STATED PROBLEM => Extract all lines from the data beneath that include the word "Climate".
-------------------------
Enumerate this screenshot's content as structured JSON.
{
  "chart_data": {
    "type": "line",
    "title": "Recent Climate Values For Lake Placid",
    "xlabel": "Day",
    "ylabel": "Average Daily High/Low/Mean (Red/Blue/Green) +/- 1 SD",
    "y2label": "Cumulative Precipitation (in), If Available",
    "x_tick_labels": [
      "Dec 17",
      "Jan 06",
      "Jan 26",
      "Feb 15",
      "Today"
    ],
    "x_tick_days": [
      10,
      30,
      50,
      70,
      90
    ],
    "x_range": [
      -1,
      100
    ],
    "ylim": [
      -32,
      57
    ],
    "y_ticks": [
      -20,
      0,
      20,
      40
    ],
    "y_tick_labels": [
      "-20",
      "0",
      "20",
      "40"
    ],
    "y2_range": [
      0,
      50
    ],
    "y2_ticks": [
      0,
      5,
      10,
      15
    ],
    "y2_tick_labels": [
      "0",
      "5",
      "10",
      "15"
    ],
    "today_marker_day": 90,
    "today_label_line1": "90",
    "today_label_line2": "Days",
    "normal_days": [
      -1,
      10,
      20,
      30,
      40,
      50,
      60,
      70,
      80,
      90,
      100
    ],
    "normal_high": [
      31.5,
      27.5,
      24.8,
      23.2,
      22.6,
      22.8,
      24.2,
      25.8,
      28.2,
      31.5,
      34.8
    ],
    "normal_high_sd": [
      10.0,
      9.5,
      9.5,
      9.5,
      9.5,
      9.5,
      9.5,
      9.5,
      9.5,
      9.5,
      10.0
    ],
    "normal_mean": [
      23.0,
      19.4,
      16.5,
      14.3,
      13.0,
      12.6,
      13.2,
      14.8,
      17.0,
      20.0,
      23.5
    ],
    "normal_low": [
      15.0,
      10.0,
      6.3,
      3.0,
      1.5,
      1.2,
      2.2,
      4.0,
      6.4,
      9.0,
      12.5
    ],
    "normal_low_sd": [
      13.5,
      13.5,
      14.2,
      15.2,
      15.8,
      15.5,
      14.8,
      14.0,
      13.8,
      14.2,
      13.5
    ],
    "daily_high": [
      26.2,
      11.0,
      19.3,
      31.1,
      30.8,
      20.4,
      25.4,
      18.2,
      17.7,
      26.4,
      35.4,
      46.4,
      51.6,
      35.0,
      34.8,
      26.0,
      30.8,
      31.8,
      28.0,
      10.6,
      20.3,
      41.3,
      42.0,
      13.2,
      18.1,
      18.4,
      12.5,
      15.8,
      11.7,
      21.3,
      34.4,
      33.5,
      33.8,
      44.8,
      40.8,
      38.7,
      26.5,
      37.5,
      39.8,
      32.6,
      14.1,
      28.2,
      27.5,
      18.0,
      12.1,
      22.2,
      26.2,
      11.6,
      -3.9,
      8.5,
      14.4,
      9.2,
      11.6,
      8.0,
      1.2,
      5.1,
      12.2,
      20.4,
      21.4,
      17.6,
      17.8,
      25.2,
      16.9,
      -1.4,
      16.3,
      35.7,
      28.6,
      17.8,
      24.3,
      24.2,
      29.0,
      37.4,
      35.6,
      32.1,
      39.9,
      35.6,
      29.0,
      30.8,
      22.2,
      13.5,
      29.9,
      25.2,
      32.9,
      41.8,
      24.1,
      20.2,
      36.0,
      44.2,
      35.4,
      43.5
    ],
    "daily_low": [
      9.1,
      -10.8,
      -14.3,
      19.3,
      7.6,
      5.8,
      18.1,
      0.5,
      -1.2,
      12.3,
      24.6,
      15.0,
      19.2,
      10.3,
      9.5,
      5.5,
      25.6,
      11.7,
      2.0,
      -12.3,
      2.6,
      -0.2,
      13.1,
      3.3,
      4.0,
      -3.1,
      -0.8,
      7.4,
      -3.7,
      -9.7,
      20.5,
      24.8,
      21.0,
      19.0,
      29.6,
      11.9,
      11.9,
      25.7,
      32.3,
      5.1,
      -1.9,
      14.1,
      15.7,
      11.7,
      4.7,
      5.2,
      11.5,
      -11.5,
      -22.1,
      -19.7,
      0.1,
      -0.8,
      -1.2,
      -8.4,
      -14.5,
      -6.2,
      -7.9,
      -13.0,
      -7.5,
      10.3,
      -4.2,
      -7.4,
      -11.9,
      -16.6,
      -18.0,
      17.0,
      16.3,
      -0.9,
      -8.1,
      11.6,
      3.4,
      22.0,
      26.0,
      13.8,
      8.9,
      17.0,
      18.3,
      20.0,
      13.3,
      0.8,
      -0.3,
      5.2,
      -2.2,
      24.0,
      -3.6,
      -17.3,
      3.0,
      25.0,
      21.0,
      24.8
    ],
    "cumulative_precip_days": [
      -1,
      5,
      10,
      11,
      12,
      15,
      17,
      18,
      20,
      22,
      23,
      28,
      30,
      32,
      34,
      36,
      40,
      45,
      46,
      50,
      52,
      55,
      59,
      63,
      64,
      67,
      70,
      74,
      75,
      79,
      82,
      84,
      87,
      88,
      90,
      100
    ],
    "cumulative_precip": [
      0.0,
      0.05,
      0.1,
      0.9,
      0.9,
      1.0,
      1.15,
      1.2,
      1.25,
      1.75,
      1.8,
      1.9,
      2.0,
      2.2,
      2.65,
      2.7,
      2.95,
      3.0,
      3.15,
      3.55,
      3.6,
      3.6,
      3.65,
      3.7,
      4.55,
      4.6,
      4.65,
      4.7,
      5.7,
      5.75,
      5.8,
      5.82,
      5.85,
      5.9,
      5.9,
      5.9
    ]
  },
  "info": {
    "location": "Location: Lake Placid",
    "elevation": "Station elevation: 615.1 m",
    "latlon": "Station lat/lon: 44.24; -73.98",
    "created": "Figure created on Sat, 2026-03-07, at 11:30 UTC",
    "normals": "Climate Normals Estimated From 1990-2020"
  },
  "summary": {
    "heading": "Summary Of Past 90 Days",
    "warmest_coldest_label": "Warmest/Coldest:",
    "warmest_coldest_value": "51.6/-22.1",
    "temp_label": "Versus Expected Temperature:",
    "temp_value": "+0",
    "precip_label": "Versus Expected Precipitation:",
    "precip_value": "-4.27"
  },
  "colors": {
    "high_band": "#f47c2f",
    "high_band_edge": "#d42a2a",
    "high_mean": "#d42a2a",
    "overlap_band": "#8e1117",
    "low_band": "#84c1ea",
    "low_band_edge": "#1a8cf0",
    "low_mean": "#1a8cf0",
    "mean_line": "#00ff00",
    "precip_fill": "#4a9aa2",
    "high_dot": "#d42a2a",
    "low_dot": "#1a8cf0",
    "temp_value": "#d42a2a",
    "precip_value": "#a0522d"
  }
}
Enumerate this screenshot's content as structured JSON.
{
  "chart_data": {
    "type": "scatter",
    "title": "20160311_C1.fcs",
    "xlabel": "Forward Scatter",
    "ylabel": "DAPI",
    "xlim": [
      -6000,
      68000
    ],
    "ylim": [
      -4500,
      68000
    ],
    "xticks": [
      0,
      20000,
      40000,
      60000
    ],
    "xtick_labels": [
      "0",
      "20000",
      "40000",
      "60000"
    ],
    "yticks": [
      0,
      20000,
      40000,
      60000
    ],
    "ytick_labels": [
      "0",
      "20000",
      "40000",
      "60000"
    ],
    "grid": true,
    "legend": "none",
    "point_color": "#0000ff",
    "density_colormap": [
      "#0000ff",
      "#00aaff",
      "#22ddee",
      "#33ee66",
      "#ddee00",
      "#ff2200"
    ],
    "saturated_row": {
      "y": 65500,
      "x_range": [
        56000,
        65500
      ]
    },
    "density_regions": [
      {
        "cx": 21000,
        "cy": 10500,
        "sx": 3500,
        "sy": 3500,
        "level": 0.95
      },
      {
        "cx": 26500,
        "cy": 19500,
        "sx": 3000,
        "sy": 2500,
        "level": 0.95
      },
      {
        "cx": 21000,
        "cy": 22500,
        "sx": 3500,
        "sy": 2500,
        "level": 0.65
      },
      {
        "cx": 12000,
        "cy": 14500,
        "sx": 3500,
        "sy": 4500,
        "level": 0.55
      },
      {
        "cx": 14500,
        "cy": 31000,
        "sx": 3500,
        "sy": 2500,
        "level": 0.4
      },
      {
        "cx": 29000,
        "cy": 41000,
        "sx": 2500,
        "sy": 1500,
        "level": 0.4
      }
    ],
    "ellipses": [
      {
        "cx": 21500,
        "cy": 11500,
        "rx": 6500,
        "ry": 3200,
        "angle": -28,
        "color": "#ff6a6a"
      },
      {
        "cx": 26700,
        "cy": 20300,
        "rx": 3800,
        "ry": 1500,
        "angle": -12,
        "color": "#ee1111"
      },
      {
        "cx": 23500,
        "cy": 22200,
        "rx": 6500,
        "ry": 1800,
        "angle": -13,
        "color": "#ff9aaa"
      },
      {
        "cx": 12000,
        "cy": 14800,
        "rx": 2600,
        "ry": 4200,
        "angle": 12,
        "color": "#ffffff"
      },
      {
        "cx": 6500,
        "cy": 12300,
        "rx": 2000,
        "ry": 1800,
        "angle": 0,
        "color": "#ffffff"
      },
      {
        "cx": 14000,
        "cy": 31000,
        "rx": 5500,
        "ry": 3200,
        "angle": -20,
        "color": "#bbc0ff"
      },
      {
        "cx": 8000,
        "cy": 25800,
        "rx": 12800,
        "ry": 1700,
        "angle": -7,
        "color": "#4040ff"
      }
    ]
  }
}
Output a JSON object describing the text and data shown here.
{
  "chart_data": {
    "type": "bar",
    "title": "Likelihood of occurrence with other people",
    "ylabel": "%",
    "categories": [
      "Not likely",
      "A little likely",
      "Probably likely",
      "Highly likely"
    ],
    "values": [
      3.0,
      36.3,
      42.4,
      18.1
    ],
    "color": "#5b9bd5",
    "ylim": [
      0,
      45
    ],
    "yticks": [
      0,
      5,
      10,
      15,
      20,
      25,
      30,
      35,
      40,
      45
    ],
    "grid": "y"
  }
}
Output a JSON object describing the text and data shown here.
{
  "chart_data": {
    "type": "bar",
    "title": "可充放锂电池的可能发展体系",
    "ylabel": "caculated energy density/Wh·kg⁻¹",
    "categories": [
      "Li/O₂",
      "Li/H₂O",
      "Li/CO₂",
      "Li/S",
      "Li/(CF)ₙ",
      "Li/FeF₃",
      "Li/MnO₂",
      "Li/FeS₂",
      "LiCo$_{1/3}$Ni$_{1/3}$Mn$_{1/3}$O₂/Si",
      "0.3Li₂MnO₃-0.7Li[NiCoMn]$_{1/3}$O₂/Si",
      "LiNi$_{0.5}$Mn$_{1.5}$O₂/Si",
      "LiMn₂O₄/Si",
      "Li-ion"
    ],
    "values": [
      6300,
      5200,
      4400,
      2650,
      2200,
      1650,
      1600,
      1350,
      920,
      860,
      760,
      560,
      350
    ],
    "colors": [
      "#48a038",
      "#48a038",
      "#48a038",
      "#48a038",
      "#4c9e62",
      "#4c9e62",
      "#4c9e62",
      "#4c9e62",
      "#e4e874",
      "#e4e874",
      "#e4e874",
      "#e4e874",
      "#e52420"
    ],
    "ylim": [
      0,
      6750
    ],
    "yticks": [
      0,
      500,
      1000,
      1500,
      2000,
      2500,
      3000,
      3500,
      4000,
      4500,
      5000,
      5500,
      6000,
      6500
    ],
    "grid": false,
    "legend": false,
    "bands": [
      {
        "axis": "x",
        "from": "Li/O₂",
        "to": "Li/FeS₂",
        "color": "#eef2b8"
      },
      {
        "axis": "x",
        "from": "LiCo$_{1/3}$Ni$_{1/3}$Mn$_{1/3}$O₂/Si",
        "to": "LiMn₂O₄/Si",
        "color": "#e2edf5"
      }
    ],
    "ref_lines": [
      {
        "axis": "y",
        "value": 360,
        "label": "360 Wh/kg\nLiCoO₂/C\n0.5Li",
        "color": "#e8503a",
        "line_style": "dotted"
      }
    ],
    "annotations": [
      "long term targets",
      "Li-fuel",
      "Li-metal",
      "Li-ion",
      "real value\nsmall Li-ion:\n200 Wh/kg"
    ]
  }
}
-------------------------
RESULT FOR THIS TASK =>
    "title": "Recent Climate Values For Lake Placid",
    "normals": "Climate Normals Estimated From 1990-2020"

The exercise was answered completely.